[Directions for this task] Repeat each record below exactly, dropping the pictures.

[Dataset items]
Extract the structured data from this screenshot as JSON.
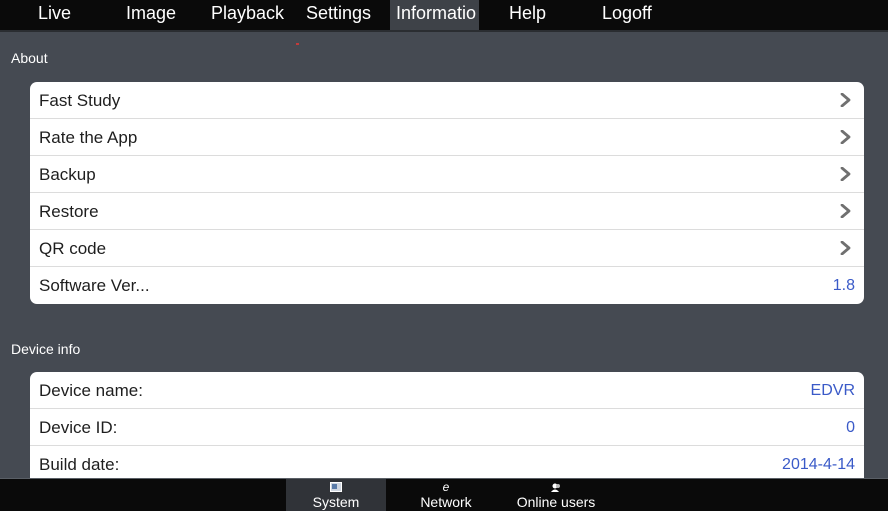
{
  "nav": {
    "tabs": [
      {
        "label": "Live"
      },
      {
        "label": "Image"
      },
      {
        "label": "Playback"
      },
      {
        "label": "Settings"
      },
      {
        "label": "Informatio"
      },
      {
        "label": "Help"
      },
      {
        "label": "Logoff"
      }
    ]
  },
  "about": {
    "title": "About",
    "items": [
      {
        "label": "Fast Study"
      },
      {
        "label": "Rate the App"
      },
      {
        "label": "Backup"
      },
      {
        "label": "Restore"
      },
      {
        "label": "QR code"
      },
      {
        "label": "Software Ver...",
        "value": "1.8"
      }
    ]
  },
  "device": {
    "title": "Device info",
    "items": [
      {
        "label": "Device name:",
        "value": "EDVR"
      },
      {
        "label": "Device ID:",
        "value": "0"
      },
      {
        "label": "Build date:",
        "value": "2014-4-14"
      }
    ]
  },
  "bottom": {
    "tabs": [
      {
        "label": "System",
        "icon": "system-icon"
      },
      {
        "label": "Network",
        "icon": "network-icon"
      },
      {
        "label": "Online users",
        "icon": "users-icon"
      }
    ]
  },
  "colors": {
    "background": "#454a52",
    "bar": "#0a0a0a",
    "value_text": "#3a5ac8",
    "active_tab": "#3e4248"
  }
}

[Exercise response]
Extract the structured data from this screenshot as JSON.
{
  "nav": {
    "tabs": [
      {
        "label": "Live"
      },
      {
        "label": "Image"
      },
      {
        "label": "Playback"
      },
      {
        "label": "Settings"
      },
      {
        "label": "Informatio"
      },
      {
        "label": "Help"
      },
      {
        "label": "Logoff"
      }
    ]
  },
  "about": {
    "title": "About",
    "items": [
      {
        "label": "Fast Study"
      },
      {
        "label": "Rate the App"
      },
      {
        "label": "Backup"
      },
      {
        "label": "Restore"
      },
      {
        "label": "QR code"
      },
      {
        "label": "Software Ver...",
        "value": "1.8"
      }
    ]
  },
  "device": {
    "title": "Device info",
    "items": [
      {
        "label": "Device name:",
        "value": "EDVR"
      },
      {
        "label": "Device ID:",
        "value": "0"
      },
      {
        "label": "Build date:",
        "value": "2014-4-14"
      }
    ]
  },
  "bottom": {
    "tabs": [
      {
        "label": "System",
        "icon": "system-icon"
      },
      {
        "label": "Network",
        "icon": "network-icon"
      },
      {
        "label": "Online users",
        "icon": "users-icon"
      }
    ]
  },
  "colors": {
    "background": "#454a52",
    "bar": "#0a0a0a",
    "value_text": "#3a5ac8",
    "active_tab": "#3e4248"
  }
}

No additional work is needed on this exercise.